(Stored data)
↓↓↓
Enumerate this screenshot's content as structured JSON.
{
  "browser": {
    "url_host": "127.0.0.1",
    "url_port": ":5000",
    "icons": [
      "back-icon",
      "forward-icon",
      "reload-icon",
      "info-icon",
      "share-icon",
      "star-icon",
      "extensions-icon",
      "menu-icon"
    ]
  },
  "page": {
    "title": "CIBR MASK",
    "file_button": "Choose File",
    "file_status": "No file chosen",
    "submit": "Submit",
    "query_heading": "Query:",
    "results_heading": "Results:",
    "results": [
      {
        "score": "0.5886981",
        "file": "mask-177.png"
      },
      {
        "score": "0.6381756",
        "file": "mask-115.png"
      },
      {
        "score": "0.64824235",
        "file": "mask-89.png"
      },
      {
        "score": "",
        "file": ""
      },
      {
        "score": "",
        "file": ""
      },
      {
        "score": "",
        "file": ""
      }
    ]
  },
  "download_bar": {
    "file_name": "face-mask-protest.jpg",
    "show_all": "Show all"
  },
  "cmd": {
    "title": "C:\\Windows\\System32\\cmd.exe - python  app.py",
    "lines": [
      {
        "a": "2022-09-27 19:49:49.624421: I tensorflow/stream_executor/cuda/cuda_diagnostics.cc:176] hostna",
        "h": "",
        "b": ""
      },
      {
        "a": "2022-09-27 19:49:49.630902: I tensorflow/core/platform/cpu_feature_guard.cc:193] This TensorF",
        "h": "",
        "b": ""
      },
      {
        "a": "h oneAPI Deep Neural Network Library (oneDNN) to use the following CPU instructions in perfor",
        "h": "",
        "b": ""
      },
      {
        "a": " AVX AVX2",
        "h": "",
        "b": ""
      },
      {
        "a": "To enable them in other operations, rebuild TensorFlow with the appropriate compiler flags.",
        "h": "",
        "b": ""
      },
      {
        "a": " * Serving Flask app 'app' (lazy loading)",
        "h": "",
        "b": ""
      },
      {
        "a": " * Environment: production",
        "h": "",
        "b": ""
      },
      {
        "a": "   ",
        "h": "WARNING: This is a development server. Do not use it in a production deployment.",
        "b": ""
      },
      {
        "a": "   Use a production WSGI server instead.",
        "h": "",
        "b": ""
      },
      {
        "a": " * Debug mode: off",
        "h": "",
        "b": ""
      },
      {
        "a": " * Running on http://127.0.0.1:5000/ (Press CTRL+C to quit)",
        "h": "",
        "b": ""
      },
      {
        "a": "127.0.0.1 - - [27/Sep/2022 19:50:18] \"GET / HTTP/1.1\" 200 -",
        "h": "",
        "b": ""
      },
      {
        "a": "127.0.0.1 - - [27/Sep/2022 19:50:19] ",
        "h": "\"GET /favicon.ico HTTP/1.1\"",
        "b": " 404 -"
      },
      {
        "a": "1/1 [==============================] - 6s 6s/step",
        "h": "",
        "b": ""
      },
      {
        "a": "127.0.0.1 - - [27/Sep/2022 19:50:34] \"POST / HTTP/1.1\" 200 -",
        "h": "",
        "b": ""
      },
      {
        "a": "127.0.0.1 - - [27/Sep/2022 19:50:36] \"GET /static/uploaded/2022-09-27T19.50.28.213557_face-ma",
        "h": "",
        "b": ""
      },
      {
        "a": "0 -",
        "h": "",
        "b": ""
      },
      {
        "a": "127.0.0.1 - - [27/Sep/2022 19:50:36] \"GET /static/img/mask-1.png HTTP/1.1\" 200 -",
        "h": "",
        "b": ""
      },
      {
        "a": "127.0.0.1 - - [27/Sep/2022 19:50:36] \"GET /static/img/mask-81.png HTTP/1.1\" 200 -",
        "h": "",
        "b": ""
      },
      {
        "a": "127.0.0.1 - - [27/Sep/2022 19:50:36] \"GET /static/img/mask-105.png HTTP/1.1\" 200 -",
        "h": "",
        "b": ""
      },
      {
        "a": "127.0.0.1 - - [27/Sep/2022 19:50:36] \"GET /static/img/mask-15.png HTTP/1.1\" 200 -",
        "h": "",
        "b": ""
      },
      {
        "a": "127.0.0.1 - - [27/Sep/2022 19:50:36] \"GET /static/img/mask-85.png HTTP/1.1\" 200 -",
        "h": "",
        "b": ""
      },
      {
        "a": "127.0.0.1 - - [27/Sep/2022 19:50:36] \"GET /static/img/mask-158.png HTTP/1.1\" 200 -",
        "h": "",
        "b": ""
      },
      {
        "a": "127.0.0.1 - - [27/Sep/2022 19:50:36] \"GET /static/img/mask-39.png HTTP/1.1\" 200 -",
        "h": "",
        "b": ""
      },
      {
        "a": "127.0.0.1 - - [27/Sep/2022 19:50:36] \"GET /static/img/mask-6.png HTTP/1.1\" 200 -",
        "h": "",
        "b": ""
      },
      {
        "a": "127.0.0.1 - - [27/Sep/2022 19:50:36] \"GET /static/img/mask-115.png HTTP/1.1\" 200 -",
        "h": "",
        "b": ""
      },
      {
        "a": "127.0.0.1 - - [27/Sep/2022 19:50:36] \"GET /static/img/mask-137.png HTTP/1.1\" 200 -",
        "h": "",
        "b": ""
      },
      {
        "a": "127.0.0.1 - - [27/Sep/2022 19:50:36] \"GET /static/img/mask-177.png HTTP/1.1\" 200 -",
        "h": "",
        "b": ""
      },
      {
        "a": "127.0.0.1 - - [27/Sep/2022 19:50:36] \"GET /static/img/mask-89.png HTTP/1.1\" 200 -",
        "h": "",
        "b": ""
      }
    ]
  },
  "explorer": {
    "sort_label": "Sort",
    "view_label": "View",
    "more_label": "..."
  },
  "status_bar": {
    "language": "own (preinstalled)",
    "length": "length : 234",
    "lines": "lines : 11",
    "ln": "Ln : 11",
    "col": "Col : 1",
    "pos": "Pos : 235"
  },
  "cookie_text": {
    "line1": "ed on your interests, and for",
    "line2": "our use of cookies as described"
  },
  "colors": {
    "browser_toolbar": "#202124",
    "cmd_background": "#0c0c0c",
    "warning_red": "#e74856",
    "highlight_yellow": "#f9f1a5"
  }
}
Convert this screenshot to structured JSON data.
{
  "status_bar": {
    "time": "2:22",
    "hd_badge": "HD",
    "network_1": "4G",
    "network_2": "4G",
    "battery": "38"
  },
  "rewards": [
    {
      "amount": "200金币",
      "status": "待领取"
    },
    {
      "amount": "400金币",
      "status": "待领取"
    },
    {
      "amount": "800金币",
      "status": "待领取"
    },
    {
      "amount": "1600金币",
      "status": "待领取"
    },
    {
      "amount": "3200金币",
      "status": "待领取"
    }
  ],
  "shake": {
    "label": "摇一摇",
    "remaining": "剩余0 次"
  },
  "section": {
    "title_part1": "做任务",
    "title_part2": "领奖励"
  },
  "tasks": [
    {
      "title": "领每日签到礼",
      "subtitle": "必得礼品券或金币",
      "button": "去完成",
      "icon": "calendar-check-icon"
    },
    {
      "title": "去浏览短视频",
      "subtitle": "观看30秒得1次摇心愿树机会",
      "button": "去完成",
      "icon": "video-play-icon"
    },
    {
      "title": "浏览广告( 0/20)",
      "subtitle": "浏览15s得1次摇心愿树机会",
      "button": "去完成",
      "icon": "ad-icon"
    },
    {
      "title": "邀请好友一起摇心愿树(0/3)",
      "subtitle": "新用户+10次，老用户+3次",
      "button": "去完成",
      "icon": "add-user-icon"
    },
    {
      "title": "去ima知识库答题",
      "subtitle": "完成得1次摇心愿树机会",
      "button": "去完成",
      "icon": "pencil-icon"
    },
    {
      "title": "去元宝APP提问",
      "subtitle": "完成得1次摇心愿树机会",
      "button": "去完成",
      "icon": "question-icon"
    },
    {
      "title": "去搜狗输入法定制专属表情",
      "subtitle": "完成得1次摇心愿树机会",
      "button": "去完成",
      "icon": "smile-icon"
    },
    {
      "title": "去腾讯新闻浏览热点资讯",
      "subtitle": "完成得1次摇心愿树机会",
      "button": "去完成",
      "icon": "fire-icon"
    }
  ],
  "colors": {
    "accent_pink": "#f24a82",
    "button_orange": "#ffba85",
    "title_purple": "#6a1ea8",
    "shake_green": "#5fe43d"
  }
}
↑↑↑
▶ [Your task]:
Where a line contains "JSON", copy that line.

▶ [Task output]:
Enumerate this screenshot's content as structured JSON.
Convert this screenshot to structured JSON data.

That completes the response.